Segment Start: Data under study

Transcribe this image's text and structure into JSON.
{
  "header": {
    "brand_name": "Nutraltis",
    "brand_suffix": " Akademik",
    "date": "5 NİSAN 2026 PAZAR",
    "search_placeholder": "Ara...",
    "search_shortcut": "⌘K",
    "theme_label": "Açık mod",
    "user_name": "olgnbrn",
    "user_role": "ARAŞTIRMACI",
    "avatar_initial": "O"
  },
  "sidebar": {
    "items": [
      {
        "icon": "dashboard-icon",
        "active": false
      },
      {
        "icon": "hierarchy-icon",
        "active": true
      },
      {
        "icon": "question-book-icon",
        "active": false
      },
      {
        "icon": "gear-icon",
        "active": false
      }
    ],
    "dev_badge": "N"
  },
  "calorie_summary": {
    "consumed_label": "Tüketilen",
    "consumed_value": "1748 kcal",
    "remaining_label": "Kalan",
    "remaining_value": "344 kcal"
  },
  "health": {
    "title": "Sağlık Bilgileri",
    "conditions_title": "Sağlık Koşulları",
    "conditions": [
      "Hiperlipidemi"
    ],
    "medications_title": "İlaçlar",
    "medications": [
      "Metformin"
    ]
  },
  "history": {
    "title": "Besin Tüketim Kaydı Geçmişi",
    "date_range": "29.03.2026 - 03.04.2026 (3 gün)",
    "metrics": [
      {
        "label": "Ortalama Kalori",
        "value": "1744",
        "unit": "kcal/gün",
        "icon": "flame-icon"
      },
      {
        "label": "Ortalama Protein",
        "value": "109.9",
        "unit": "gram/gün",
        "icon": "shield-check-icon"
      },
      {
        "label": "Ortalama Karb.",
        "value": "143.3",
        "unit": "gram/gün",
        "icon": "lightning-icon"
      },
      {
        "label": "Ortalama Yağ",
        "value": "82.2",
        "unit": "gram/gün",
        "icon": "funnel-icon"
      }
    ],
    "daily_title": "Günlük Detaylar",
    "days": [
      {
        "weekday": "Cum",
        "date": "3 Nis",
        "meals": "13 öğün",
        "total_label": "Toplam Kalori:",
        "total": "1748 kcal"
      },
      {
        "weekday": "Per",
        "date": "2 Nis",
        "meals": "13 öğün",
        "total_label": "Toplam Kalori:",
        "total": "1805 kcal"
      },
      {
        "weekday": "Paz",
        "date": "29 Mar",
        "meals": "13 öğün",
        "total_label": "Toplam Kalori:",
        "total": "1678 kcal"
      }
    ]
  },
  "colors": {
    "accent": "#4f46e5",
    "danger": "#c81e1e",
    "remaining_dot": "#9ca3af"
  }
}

Segment End: Data under study

• What is expected:
Transcribe the listing above exactly as shown.

• Worked solution:
Transcribe this image's text and structure into JSON.
{
  "header": {
    "brand_name": "Nutraltis",
    "brand_suffix": " Akademik",
    "date": "5 NİSAN 2026 PAZAR",
    "search_placeholder": "Ara...",
    "search_shortcut": "⌘K",
    "theme_label": "Açık mod",
    "user_name": "olgnbrn",
    "user_role": "ARAŞTIRMACI",
    "avatar_initial": "O"
  },
  "sidebar": {
    "items": [
      {
        "icon": "dashboard-icon",
        "active": false
      },
      {
        "icon": "hierarchy-icon",
        "active": true
      },
      {
        "icon": "question-book-icon",
        "active": false
      },
      {
        "icon": "gear-icon",
        "active": false
      }
    ],
    "dev_badge": "N"
  },
  "calorie_summary": {
    "consumed_label": "Tüketilen",
    "consumed_value": "1748 kcal",
    "remaining_label": "Kalan",
    "remaining_value": "344 kcal"
  },
  "health": {
    "title": "Sağlık Bilgileri",
    "conditions_title": "Sağlık Koşulları",
    "conditions": [
      "Hiperlipidemi"
    ],
    "medications_title": "İlaçlar",
    "medications": [
      "Metformin"
    ]
  },
  "history": {
    "title": "Besin Tüketim Kaydı Geçmişi",
    "date_range": "29.03.2026 - 03.04.2026 (3 gün)",
    "metrics": [
      {
        "label": "Ortalama Kalori",
        "value": "1744",
        "unit": "kcal/gün",
        "icon": "flame-icon"
      },
      {
        "label": "Ortalama Protein",
        "value": "109.9",
        "unit": "gram/gün",
        "icon": "shield-check-icon"
      },
      {
        "label": "Ortalama Karb.",
        "value": "143.3",
        "unit": "gram/gün",
        "icon": "lightning-icon"
      },
      {
        "label": "Ortalama Yağ",
        "value": "82.2",
        "unit": "gram/gün",
        "icon": "funnel-icon"
      }
    ],
    "daily_title": "Günlük Detaylar",
    "days": [
      {
        "weekday": "Cum",
        "date": "3 Nis",
        "meals": "13 öğün",
        "total_label": "Toplam Kalori:",
        "total": "1748 kcal"
      },
      {
        "weekday": "Per",
        "date": "2 Nis",
        "meals": "13 öğün",
        "total_label": "Toplam Kalori:",
        "total": "1805 kcal"
      },
      {
        "weekday": "Paz",
        "date": "29 Mar",
        "meals": "13 öğün",
        "total_label": "Toplam Kalori:",
        "total": "1678 kcal"
      }
    ]
  },
  "colors": {
    "accent": "#4f46e5",
    "danger": "#c81e1e",
    "remaining_dot": "#9ca3af"
  }
}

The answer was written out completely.